Your goal |
Using the data below, copy every line that contains the word "What".

----------

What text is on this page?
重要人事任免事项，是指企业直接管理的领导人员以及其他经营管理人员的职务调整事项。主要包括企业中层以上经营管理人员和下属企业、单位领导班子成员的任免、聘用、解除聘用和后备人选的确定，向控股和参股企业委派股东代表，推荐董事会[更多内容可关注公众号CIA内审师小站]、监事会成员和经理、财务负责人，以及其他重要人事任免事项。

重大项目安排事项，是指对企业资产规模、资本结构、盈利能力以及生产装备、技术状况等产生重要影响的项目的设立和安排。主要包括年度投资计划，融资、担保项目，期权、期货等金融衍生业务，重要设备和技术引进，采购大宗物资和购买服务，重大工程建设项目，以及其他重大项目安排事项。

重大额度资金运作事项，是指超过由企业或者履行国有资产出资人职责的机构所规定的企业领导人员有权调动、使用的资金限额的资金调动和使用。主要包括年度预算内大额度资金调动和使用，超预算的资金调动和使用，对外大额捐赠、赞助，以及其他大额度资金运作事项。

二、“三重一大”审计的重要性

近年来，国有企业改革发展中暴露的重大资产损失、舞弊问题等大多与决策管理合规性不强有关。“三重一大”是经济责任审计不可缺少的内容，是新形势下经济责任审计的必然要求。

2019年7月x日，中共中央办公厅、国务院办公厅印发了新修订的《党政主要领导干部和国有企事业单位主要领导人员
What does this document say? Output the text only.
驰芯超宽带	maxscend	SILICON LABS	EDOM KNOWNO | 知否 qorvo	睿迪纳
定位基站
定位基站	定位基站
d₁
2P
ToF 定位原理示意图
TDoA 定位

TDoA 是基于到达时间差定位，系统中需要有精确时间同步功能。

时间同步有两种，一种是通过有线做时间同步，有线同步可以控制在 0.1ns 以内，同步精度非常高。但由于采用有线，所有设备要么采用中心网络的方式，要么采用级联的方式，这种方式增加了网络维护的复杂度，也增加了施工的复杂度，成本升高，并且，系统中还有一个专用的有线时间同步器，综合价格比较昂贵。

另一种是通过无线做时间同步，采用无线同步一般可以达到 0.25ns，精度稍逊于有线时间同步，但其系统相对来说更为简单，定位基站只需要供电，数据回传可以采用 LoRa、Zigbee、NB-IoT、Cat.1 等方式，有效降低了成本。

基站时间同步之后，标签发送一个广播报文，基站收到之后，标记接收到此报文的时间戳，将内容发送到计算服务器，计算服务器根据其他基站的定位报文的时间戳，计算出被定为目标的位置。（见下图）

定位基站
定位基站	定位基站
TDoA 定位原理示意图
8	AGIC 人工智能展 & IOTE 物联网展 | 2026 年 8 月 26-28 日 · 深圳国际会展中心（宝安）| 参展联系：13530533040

----------

Answer to this task |
What text is on this page?
What does this document say? Output the text only.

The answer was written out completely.